About a year later, this client is being found on the first page of Google for numerous search terms, and his phone rings daily with new business. He gets a mix of clogged drains, broken water heaters, plumbing leaks and even an occasional repiping job. Perhaps more importantly, he did not need to take the time to learn about everything we do.
He just invested enough time talking to us and found out that he can trust us, and then invested his money in allowing us do our work. While we provide him with monthly statistical reports, he knows what we do works because he receives more calls for new business than ever before.
Finally, the last of the big mistakes I see in companies that can cause the business to fail is the mistaken focus on things they cannot control. This is the .75 on my list of “5.75 problems” that cause business owners to go out of business, and if you’re guilty of it, it’s probably hurting your business badly.
It’s true that the economy has been tough the last few years, but can you fix it? Probably not. Focusing on things you can’t control is like the race car driver who looks at the wall when they’re driving 200 mph. Since the car will go in the direction where the driver is looking, all race car drivers know to look at the track in front of them, not at the wall. Forgetting this will cause them to hit the wall – and that’s never a good thing.
So focus on what you can have an influence on. Things like your marketing plan, being found by those people who have an immediate need for your products or services today, and building relationships with them so they don’t think of calling someone else when emergency strikes.

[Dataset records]
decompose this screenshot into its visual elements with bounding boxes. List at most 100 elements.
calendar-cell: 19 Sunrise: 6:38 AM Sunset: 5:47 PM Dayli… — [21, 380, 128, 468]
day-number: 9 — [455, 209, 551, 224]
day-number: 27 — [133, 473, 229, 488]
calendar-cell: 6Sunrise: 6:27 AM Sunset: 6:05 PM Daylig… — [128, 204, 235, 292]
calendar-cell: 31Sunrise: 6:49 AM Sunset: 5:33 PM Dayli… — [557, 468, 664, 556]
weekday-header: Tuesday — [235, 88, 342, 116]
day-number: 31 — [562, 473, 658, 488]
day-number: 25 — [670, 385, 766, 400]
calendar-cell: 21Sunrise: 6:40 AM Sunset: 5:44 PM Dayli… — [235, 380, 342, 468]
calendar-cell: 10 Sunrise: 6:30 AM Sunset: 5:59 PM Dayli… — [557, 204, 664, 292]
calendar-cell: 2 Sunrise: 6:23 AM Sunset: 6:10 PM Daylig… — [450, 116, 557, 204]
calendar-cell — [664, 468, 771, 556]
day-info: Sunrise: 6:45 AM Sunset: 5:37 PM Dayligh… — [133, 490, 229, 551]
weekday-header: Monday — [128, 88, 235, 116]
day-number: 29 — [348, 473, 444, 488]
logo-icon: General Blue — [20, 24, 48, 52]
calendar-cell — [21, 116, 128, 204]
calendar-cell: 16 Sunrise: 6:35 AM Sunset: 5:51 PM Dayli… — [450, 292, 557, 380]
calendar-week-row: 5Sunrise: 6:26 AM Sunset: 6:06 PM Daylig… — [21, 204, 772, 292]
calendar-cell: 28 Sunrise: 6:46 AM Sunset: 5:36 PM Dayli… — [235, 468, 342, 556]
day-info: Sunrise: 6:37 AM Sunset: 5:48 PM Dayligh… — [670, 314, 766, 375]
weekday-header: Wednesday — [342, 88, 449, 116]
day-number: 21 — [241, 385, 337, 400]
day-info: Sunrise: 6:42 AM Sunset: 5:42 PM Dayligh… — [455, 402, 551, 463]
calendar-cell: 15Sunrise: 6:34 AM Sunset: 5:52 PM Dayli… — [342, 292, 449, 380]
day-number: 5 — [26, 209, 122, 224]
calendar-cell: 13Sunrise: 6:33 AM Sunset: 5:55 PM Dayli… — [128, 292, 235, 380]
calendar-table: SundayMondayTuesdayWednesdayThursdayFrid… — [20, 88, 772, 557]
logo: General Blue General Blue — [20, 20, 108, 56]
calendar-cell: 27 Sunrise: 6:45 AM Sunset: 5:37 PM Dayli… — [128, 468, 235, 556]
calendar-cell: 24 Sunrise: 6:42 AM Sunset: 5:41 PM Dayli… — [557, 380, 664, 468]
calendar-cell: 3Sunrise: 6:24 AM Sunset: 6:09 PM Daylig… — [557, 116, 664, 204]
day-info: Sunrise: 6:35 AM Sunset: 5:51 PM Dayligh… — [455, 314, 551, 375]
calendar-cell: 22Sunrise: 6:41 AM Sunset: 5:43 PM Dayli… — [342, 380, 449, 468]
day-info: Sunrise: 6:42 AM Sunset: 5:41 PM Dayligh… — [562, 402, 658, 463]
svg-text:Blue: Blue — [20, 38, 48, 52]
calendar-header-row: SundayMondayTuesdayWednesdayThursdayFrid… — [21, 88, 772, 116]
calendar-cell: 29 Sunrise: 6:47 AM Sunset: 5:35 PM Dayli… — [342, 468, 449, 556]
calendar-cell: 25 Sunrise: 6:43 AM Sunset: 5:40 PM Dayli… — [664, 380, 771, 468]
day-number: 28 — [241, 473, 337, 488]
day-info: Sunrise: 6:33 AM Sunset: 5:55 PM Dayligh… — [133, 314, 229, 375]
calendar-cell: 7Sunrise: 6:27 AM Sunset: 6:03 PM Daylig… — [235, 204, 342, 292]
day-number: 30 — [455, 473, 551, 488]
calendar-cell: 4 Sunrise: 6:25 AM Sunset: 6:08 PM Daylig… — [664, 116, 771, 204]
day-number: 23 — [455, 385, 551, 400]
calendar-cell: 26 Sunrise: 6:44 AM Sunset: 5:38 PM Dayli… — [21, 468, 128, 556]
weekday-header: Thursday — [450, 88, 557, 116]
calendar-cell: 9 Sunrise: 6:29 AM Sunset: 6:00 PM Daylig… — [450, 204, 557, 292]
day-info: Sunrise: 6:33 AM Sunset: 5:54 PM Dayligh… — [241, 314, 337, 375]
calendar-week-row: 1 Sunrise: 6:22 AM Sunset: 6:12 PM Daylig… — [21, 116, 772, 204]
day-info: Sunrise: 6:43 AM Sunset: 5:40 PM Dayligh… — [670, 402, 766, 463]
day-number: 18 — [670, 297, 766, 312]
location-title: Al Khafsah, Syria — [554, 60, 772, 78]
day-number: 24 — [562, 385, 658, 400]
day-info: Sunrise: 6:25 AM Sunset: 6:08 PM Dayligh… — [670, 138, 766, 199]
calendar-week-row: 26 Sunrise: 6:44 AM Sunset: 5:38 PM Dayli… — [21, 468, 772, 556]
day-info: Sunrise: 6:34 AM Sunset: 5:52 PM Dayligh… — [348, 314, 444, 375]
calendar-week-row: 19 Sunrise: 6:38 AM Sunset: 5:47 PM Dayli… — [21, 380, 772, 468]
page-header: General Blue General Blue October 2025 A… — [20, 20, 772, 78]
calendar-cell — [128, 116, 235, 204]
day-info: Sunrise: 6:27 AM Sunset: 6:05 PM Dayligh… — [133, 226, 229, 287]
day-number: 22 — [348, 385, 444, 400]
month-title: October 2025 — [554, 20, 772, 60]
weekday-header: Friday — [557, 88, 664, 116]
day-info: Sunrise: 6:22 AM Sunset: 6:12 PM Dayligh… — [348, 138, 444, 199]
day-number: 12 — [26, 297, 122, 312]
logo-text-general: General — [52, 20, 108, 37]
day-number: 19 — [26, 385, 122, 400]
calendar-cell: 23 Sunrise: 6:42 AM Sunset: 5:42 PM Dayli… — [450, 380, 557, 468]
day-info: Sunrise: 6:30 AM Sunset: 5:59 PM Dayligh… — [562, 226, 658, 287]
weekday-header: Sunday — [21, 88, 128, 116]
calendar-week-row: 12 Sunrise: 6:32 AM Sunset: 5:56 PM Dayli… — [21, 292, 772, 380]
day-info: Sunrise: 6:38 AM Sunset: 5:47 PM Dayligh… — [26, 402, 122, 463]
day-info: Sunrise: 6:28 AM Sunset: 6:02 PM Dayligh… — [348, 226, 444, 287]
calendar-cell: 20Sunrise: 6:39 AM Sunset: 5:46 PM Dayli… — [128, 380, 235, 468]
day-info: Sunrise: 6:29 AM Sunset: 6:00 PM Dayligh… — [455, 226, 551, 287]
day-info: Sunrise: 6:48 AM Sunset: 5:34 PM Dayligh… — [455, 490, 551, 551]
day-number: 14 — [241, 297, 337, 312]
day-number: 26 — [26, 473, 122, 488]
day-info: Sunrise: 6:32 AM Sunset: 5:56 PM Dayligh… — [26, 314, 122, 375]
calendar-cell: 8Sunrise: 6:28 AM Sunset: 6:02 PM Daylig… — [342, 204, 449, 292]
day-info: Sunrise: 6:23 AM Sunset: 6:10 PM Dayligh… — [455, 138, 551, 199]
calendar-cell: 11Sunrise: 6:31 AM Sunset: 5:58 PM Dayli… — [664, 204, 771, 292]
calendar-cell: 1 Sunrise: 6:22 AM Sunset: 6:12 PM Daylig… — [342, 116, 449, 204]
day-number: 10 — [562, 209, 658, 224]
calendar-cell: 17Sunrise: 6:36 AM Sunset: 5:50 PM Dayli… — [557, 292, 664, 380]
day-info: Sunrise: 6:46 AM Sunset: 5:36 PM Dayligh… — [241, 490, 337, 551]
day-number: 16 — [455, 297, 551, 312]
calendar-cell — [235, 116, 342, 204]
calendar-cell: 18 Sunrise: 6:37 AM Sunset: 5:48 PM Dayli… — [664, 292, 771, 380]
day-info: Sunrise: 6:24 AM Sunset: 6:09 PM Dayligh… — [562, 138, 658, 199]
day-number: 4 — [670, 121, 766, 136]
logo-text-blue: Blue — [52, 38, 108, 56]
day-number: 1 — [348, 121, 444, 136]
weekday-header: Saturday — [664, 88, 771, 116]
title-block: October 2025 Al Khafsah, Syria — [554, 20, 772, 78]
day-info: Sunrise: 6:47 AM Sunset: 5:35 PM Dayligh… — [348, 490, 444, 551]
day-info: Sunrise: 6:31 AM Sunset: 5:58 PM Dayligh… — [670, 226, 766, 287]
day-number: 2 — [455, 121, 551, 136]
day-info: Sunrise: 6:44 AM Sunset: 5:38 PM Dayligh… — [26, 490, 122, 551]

▶ Problem set
1) Set down, word for word, the part of the text on business mistakes that opens with the words containing "Finally, the last" and closes with "a good thing.".
2) Replace "Sunset" with "Dusk" throughout the records, from the first line through the line containing "calendar-cell: 31Sunrise: 6:49", including both ends and leaving everything else unchanged. Give only those lines.
The text and the records were taken from unrelated sources.

▶ Worked answers
1)
Finally, the last of the big mistakes I see in companies that can cause the business to fail is the mistaken focus on things they cannot control. This is the .75 on my list of “5.75 problems” that cause business owners to go out of business, and if you’re guilty of it, it’s probably hurting your business badly.
It’s true that the economy has been tough the last few years, but can you fix it? Probably not. Focusing on things you can’t control is like the race car driver who looks at the wall when they’re driving 200 mph. Since the car will go in the direction where the driver is looking, all race car drivers know to look at the track in front of them, not at the wall. Forgetting this will cause them to hit the wall – and that’s never a good thing.

2)
decompose this screenshot into its visual elements with bounding boxes. List at most 100 elements.
calendar-cell: 19 Sunrise: 6:38 AM Dusk: 5:47 PM Dayli… — [21, 380, 128, 468]
day-number: 9 — [455, 209, 551, 224]
day-number: 27 — [133, 473, 229, 488]
calendar-cell: 6Sunrise: 6:27 AM Dusk: 6:05 PM Daylig… — [128, 204, 235, 292]
calendar-cell: 31Sunrise: 6:49 AM Dusk: 5:33 PM Dayli… — [557, 468, 664, 556]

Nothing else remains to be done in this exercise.